Task material:
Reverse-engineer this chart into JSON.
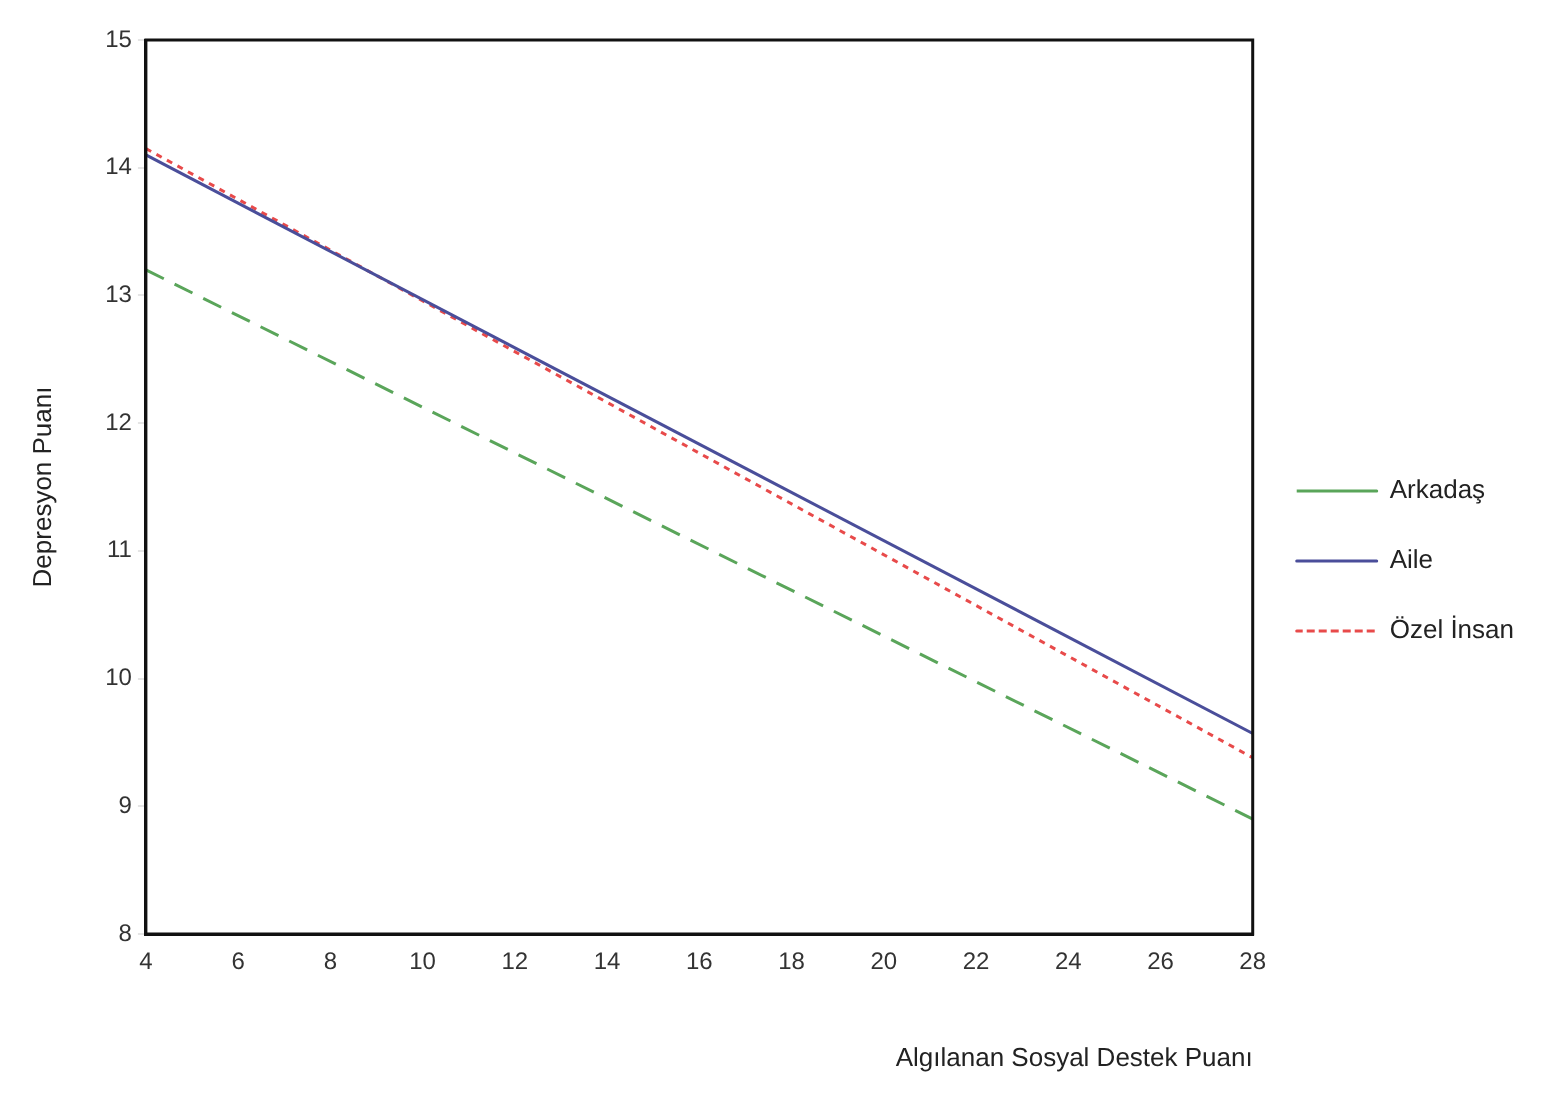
{
  "chart_data": {
    "type": "line",
    "xlabel": "Algılanan Sosyal Destek Puanı",
    "ylabel": "Depresyon Puanı",
    "x": [
      4,
      28
    ],
    "series": [
      {
        "name": "Arkadaş",
        "color": "#5aa55a",
        "values": [
          13.2,
          8.9
        ],
        "line_style": "dashed"
      },
      {
        "name": "Aile",
        "color": "#4a4e9a",
        "values": [
          14.1,
          9.57
        ],
        "line_style": "solid"
      },
      {
        "name": "Özel İnsan",
        "color": "#e84a4a",
        "values": [
          14.15,
          9.38
        ],
        "line_style": "dotted"
      }
    ],
    "xlim": [
      4,
      28
    ],
    "xticks": [
      4,
      6,
      8,
      10,
      12,
      14,
      16,
      18,
      20,
      22,
      24,
      26,
      28
    ],
    "ylim": [
      8,
      15
    ],
    "yticks": [
      8,
      9,
      10,
      11,
      12,
      13,
      14,
      15
    ],
    "grid": false,
    "legend": "right",
    "marker": "none"
  }
}
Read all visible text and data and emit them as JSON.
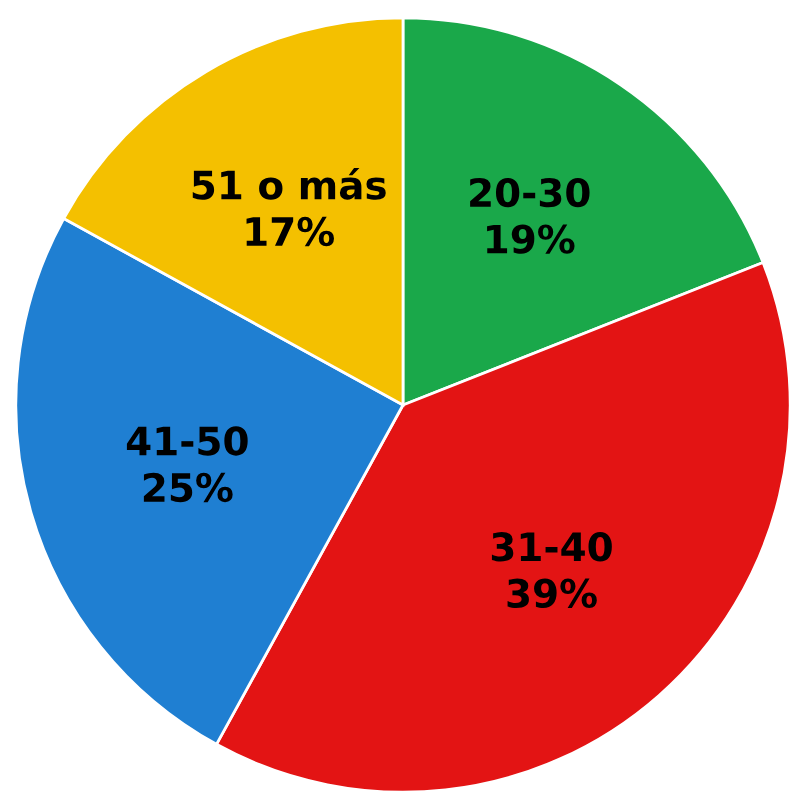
{
  "chart_data": {
    "type": "pie",
    "categories": [
      "20-30",
      "31-40",
      "41-50",
      "51 o más"
    ],
    "values": [
      19,
      39,
      25,
      17
    ],
    "colors": [
      "#1aa84a",
      "#e31414",
      "#1f7fd2",
      "#f4c000"
    ],
    "value_labels": [
      "19%",
      "39%",
      "25%",
      "17%"
    ]
  }
}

Exercise aim: Quote the data above in full, leaving out the pictures it holds.

Task solution:
Reverse-engineer this chart into JSON.
{
  "chart_data": {
    "type": "line",
    "xlabel": "Algılanan Sosyal Destek Puanı",
    "ylabel": "Depresyon Puanı",
    "x": [
      4,
      28
    ],
    "series": [
      {
        "name": "Arkadaş",
        "color": "#5aa55a",
        "values": [
          13.2,
          8.9
        ],
        "line_style": "dashed"
      },
      {
        "name": "Aile",
        "color": "#4a4e9a",
        "values": [
          14.1,
          9.57
        ],
        "line_style": "solid"
      },
      {
        "name": "Özel İnsan",
        "color": "#e84a4a",
        "values": [
          14.15,
          9.38
        ],
        "line_style": "dotted"
      }
    ],
    "xlim": [
      4,
      28
    ],
    "xticks": [
      4,
      6,
      8,
      10,
      12,
      14,
      16,
      18,
      20,
      22,
      24,
      26,
      28
    ],
    "ylim": [
      8,
      15
    ],
    "yticks": [
      8,
      9,
      10,
      11,
      12,
      13,
      14,
      15
    ],
    "grid": false,
    "legend": "right",
    "marker": "none"
  }
}
Read all visible text and data and emit them as JSON.
{
  "chart_data": {
    "type": "pie",
    "categories": [
      "20-30",
      "31-40",
      "41-50",
      "51 o más"
    ],
    "values": [
      19,
      39,
      25,
      17
    ],
    "colors": [
      "#1aa84a",
      "#e31414",
      "#1f7fd2",
      "#f4c000"
    ],
    "value_labels": [
      "19%",
      "39%",
      "25%",
      "17%"
    ]
  }
}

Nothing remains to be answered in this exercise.